-- start RECORDS SHOWN --

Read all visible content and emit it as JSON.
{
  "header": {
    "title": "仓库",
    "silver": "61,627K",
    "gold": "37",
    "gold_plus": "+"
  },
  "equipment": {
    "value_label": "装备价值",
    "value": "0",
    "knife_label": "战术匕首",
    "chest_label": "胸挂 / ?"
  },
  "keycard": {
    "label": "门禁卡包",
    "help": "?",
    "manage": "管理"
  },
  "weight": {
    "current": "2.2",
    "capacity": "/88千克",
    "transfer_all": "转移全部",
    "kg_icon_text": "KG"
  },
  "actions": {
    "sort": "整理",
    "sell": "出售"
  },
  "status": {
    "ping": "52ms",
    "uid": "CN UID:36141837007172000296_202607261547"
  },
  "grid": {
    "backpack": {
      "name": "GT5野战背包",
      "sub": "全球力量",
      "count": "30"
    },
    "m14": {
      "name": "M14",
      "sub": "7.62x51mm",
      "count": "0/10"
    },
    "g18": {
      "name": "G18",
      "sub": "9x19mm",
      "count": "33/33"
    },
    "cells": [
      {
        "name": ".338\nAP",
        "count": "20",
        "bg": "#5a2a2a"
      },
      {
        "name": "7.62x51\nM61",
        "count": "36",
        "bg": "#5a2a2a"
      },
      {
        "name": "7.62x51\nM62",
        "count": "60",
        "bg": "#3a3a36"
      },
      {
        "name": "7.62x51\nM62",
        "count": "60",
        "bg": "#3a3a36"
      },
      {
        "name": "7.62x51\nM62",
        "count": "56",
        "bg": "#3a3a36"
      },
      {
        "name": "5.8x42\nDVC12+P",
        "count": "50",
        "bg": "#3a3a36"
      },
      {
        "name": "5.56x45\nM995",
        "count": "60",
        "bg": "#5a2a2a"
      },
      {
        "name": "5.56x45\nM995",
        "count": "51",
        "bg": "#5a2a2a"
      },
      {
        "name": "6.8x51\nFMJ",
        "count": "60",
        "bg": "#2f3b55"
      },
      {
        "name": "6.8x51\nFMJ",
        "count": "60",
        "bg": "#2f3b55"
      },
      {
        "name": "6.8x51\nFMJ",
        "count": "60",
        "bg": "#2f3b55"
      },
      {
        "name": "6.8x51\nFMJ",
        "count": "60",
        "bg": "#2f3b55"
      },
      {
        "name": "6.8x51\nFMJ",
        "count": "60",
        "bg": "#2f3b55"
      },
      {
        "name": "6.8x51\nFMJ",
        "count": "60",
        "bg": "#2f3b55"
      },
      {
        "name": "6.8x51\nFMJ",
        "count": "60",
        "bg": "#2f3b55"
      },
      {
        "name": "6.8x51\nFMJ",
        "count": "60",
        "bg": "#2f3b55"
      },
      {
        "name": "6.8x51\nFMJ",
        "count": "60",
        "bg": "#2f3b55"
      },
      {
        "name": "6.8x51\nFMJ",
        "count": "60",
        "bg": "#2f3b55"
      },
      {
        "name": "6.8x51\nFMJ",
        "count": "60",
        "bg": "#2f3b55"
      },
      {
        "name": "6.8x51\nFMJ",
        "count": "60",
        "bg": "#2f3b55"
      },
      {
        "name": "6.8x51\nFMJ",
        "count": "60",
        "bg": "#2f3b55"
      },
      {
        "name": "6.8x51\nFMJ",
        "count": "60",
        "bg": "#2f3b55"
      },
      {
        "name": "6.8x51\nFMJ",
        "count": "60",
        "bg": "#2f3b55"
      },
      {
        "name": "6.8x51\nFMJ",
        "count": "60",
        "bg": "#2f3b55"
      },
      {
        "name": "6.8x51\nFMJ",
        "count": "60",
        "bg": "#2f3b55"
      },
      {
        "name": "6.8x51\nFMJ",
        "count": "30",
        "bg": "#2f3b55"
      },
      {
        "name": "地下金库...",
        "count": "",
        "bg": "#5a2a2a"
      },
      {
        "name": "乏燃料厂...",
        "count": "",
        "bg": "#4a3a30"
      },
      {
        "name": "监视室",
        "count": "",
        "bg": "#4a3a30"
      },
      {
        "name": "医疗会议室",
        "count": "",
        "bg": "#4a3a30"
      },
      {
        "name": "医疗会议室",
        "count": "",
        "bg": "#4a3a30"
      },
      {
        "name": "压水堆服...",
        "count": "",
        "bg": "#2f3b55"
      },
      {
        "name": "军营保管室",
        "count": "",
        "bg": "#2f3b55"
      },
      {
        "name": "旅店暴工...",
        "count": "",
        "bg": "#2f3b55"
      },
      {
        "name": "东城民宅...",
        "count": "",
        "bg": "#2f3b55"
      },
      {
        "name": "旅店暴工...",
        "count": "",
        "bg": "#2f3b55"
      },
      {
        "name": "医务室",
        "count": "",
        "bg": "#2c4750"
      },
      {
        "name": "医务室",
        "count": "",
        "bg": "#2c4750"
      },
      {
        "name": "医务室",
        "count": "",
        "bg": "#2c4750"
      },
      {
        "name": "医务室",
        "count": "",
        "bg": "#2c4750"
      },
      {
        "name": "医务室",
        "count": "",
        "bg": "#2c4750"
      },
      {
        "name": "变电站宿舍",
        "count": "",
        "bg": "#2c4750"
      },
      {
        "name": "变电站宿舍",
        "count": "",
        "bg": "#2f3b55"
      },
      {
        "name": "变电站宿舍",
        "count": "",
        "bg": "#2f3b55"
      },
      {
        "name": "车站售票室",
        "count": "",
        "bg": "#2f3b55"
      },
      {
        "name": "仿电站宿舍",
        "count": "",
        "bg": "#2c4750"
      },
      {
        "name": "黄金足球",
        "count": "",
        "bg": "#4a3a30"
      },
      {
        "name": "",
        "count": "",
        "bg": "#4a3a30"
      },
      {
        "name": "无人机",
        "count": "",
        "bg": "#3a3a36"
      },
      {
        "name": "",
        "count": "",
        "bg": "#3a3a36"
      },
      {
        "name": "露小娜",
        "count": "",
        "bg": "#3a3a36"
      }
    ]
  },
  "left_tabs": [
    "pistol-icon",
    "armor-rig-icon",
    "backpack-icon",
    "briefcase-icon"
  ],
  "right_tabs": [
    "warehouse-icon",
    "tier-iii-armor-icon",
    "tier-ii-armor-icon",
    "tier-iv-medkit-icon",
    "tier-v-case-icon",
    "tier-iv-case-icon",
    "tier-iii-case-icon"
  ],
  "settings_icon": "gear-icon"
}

-- end RECORDS SHOWN --

### WHAT TO PRODUCE
From the data above, extract every line in its exact form.

### FULL RESPONSE
Read all visible content and emit it as JSON.
{
  "header": {
    "title": "仓库",
    "silver": "61,627K",
    "gold": "37",
    "gold_plus": "+"
  },
  "equipment": {
    "value_label": "装备价值",
    "value": "0",
    "knife_label": "战术匕首",
    "chest_label": "胸挂 / ?"
  },
  "keycard": {
    "label": "门禁卡包",
    "help": "?",
    "manage": "管理"
  },
  "weight": {
    "current": "2.2",
    "capacity": "/88千克",
    "transfer_all": "转移全部",
    "kg_icon_text": "KG"
  },
  "actions": {
    "sort": "整理",
    "sell": "出售"
  },
  "status": {
    "ping": "52ms",
    "uid": "CN UID:36141837007172000296_202607261547"
  },
  "grid": {
    "backpack": {
      "name": "GT5野战背包",
      "sub": "全球力量",
      "count": "30"
    },
    "m14": {
      "name": "M14",
      "sub": "7.62x51mm",
      "count": "0/10"
    },
    "g18": {
      "name": "G18",
      "sub": "9x19mm",
      "count": "33/33"
    },
    "cells": [
      {
        "name": ".338\nAP",
        "count": "20",
        "bg": "#5a2a2a"
      },
      {
        "name": "7.62x51\nM61",
        "count": "36",
        "bg": "#5a2a2a"
      },
      {
        "name": "7.62x51\nM62",
        "count": "60",
        "bg": "#3a3a36"
      },
      {
        "name": "7.62x51\nM62",
        "count": "60",
        "bg": "#3a3a36"
      },
      {
        "name": "7.62x51\nM62",
        "count": "56",
        "bg": "#3a3a36"
      },
      {
        "name": "5.8x42\nDVC12+P",
        "count": "50",
        "bg": "#3a3a36"
      },
      {
        "name": "5.56x45\nM995",
        "count": "60",
        "bg": "#5a2a2a"
      },
      {
        "name": "5.56x45\nM995",
        "count": "51",
        "bg": "#5a2a2a"
      },
      {
        "name": "6.8x51\nFMJ",
        "count": "60",
        "bg": "#2f3b55"
      },
      {
        "name": "6.8x51\nFMJ",
        "count": "60",
        "bg": "#2f3b55"
      },
      {
        "name": "6.8x51\nFMJ",
        "count": "60",
        "bg": "#2f3b55"
      },
      {
        "name": "6.8x51\nFMJ",
        "count": "60",
        "bg": "#2f3b55"
      },
      {
        "name": "6.8x51\nFMJ",
        "count": "60",
        "bg": "#2f3b55"
      },
      {
        "name": "6.8x51\nFMJ",
        "count": "60",
        "bg": "#2f3b55"
      },
      {
        "name": "6.8x51\nFMJ",
        "count": "60",
        "bg": "#2f3b55"
      },
      {
        "name": "6.8x51\nFMJ",
        "count": "60",
        "bg": "#2f3b55"
      },
      {
        "name": "6.8x51\nFMJ",
        "count": "60",
        "bg": "#2f3b55"
      },
      {
        "name": "6.8x51\nFMJ",
        "count": "60",
        "bg": "#2f3b55"
      },
      {
        "name": "6.8x51\nFMJ",
        "count": "60",
        "bg": "#2f3b55"
      },
      {
        "name": "6.8x51\nFMJ",
        "count": "60",
        "bg": "#2f3b55"
      },
      {
        "name": "6.8x51\nFMJ",
        "count": "60",
        "bg": "#2f3b55"
      },
      {
        "name": "6.8x51\nFMJ",
        "count": "60",
        "bg": "#2f3b55"
      },
      {
        "name": "6.8x51\nFMJ",
        "count": "60",
        "bg": "#2f3b55"
      },
      {
        "name": "6.8x51\nFMJ",
        "count": "60",
        "bg": "#2f3b55"
      },
      {
        "name": "6.8x51\nFMJ",
        "count": "60",
        "bg": "#2f3b55"
      },
      {
        "name": "6.8x51\nFMJ",
        "count": "30",
        "bg": "#2f3b55"
      },
      {
        "name": "地下金库...",
        "count": "",
        "bg": "#5a2a2a"
      },
      {
        "name": "乏燃料厂...",
        "count": "",
        "bg": "#4a3a30"
      },
      {
        "name": "监视室",
        "count": "",
        "bg": "#4a3a30"
      },
      {
        "name": "医疗会议室",
        "count": "",
        "bg": "#4a3a30"
      },
      {
        "name": "医疗会议室",
        "count": "",
        "bg": "#4a3a30"
      },
      {
        "name": "压水堆服...",
        "count": "",
        "bg": "#2f3b55"
      },
      {
        "name": "军营保管室",
        "count": "",
        "bg": "#2f3b55"
      },
      {
        "name": "旅店暴工...",
        "count": "",
        "bg": "#2f3b55"
      },
      {
        "name": "东城民宅...",
        "count": "",
        "bg": "#2f3b55"
      },
      {
        "name": "旅店暴工...",
        "count": "",
        "bg": "#2f3b55"
      },
      {
        "name": "医务室",
        "count": "",
        "bg": "#2c4750"
      },
      {
        "name": "医务室",
        "count": "",
        "bg": "#2c4750"
      },
      {
        "name": "医务室",
        "count": "",
        "bg": "#2c4750"
      },
      {
        "name": "医务室",
        "count": "",
        "bg": "#2c4750"
      },
      {
        "name": "医务室",
        "count": "",
        "bg": "#2c4750"
      },
      {
        "name": "变电站宿舍",
        "count": "",
        "bg": "#2c4750"
      },
      {
        "name": "变电站宿舍",
        "count": "",
        "bg": "#2f3b55"
      },
      {
        "name": "变电站宿舍",
        "count": "",
        "bg": "#2f3b55"
      },
      {
        "name": "车站售票室",
        "count": "",
        "bg": "#2f3b55"
      },
      {
        "name": "仿电站宿舍",
        "count": "",
        "bg": "#2c4750"
      },
      {
        "name": "黄金足球",
        "count": "",
        "bg": "#4a3a30"
      },
      {
        "name": "",
        "count": "",
        "bg": "#4a3a30"
      },
      {
        "name": "无人机",
        "count": "",
        "bg": "#3a3a36"
      },
      {
        "name": "",
        "count": "",
        "bg": "#3a3a36"
      },
      {
        "name": "露小娜",
        "count": "",
        "bg": "#3a3a36"
      }
    ]
  },
  "left_tabs": [
    "pistol-icon",
    "armor-rig-icon",
    "backpack-icon",
    "briefcase-icon"
  ],
  "right_tabs": [
    "warehouse-icon",
    "tier-iii-armor-icon",
    "tier-ii-armor-icon",
    "tier-iv-medkit-icon",
    "tier-v-case-icon",
    "tier-iv-case-icon",
    "tier-iii-case-icon"
  ],
  "settings_icon": "gear-icon"
}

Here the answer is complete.